↓
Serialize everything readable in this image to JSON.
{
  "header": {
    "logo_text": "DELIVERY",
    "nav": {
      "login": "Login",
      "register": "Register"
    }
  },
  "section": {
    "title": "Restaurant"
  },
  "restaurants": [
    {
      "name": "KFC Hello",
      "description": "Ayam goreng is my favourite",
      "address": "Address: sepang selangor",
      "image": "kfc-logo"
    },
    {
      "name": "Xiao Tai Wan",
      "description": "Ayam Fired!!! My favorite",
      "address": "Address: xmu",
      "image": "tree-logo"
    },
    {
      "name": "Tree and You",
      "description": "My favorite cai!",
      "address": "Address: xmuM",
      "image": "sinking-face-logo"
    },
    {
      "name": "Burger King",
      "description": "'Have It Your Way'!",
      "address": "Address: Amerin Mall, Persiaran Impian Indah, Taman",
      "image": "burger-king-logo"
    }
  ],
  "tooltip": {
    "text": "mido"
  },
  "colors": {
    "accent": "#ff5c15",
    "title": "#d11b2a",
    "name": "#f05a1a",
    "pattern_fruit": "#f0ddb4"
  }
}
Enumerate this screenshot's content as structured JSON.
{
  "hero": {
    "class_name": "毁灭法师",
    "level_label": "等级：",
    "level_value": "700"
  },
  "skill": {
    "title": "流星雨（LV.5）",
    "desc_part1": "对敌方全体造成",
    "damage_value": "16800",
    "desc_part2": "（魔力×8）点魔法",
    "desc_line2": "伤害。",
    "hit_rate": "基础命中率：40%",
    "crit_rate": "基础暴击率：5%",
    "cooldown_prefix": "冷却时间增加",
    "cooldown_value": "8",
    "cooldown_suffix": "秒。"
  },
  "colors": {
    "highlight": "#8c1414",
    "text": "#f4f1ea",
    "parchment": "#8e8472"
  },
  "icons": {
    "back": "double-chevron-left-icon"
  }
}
↑
▸ WHAT TO DO:
Every record above needs to be repeated word for word.

▸ THE ANSWER:
Serialize everything readable in this image to JSON.
{
  "header": {
    "logo_text": "DELIVERY",
    "nav": {
      "login": "Login",
      "register": "Register"
    }
  },
  "section": {
    "title": "Restaurant"
  },
  "restaurants": [
    {
      "name": "KFC Hello",
      "description": "Ayam goreng is my favourite",
      "address": "Address: sepang selangor",
      "image": "kfc-logo"
    },
    {
      "name": "Xiao Tai Wan",
      "description": "Ayam Fired!!! My favorite",
      "address": "Address: xmu",
      "image": "tree-logo"
    },
    {
      "name": "Tree and You",
      "description": "My favorite cai!",
      "address": "Address: xmuM",
      "image": "sinking-face-logo"
    },
    {
      "name": "Burger King",
      "description": "'Have It Your Way'!",
      "address": "Address: Amerin Mall, Persiaran Impian Indah, Taman",
      "image": "burger-king-logo"
    }
  ],
  "tooltip": {
    "text": "mido"
  },
  "colors": {
    "accent": "#ff5c15",
    "title": "#d11b2a",
    "name": "#f05a1a",
    "pattern_fruit": "#f0ddb4"
  }
}
Enumerate this screenshot's content as structured JSON.
{
  "hero": {
    "class_name": "毁灭法师",
    "level_label": "等级：",
    "level_value": "700"
  },
  "skill": {
    "title": "流星雨（LV.5）",
    "desc_part1": "对敌方全体造成",
    "damage_value": "16800",
    "desc_part2": "（魔力×8）点魔法",
    "desc_line2": "伤害。",
    "hit_rate": "基础命中率：40%",
    "crit_rate": "基础暴击率：5%",
    "cooldown_prefix": "冷却时间增加",
    "cooldown_value": "8",
    "cooldown_suffix": "秒。"
  },
  "colors": {
    "highlight": "#8c1414",
    "text": "#f4f1ea",
    "parchment": "#8e8472"
  },
  "icons": {
    "back": "double-chevron-left-icon"
  }
}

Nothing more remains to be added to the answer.